> [WHAT THE EXERCISE ASKS]:
Repeat all of the material below exactly as written, images excluded.

####################

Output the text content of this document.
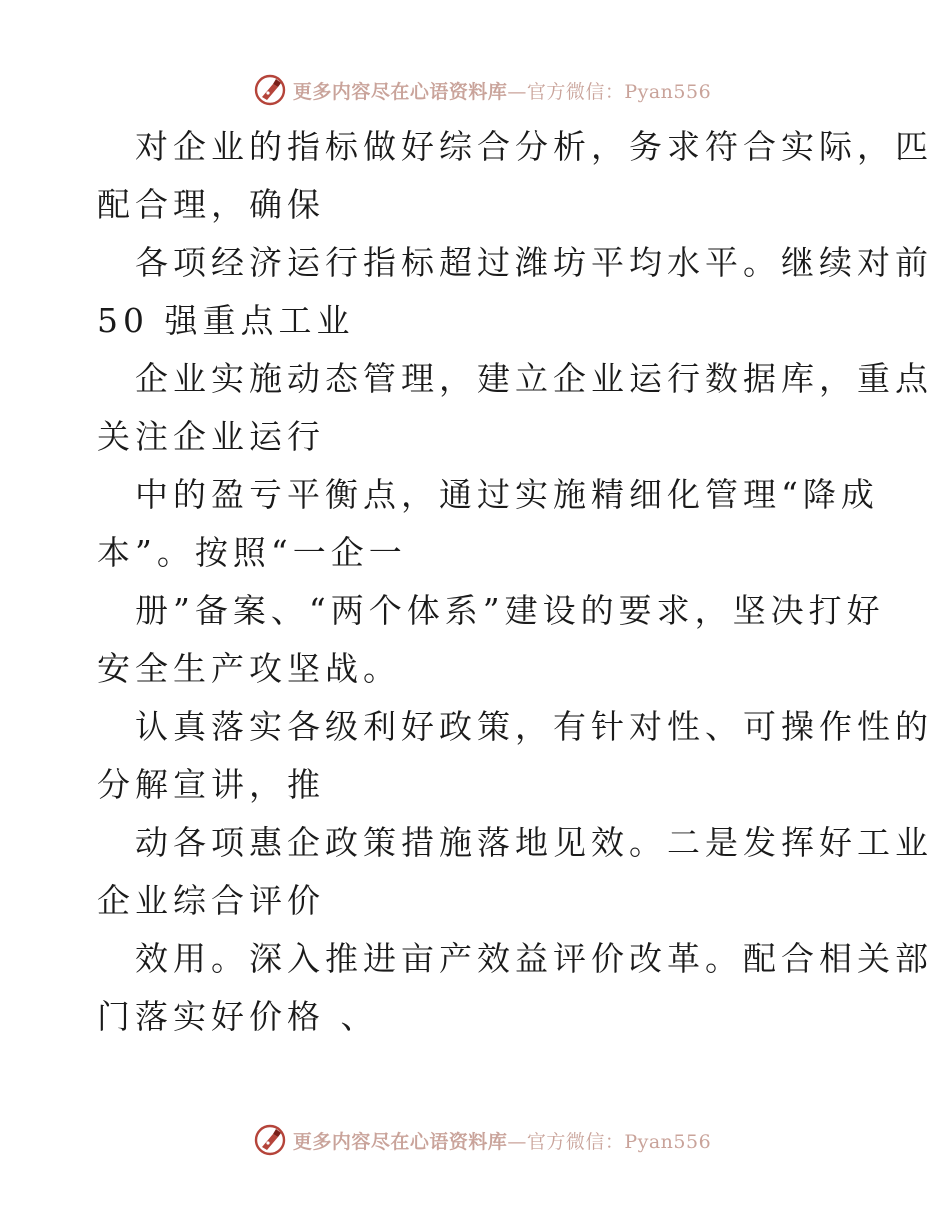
更多内容尽在心语资料库—官方微信：Pyan556

对企业的指标做好综合分析，务求符合实际，匹
配合理，确保

各项经济运行指标超过潍坊平均水平。继续对前
50 强重点工业

企业实施动态管理，建立企业运行数据库，重点
关注企业运行

中的盈亏平衡点，通过实施精细化管理“降成
本”。按照“一企一

册”备案、“两个体系”建设的要求，坚决打好
安全生产攻坚战。

认真落实各级利好政策，有针对性、可操作性的
分解宣讲，推

动各项惠企政策措施落地见效。二是发挥好工业
企业综合评价

效用。深入推进亩产效益评价改革。配合相关部
门落实好价格 、

更多内容尽在心语资料库—官方微信：Pyan556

####################

> [ANSWER]:
Output the text content of this document.
更多内容尽在心语资料库—官方微信：Pyan556

对企业的指标做好综合分析，务求符合实际，匹
配合理，确保

各项经济运行指标超过潍坊平均水平。继续对前
50 强重点工业

企业实施动态管理，建立企业运行数据库，重点
关注企业运行

中的盈亏平衡点，通过实施精细化管理“降成
本”。按照“一企一

册”备案、“两个体系”建设的要求，坚决打好
安全生产攻坚战。

认真落实各级利好政策，有针对性、可操作性的
分解宣讲，推

动各项惠企政策措施落地见效。二是发挥好工业
企业综合评价

效用。深入推进亩产效益评价改革。配合相关部
门落实好价格 、

更多内容尽在心语资料库—官方微信：Pyan556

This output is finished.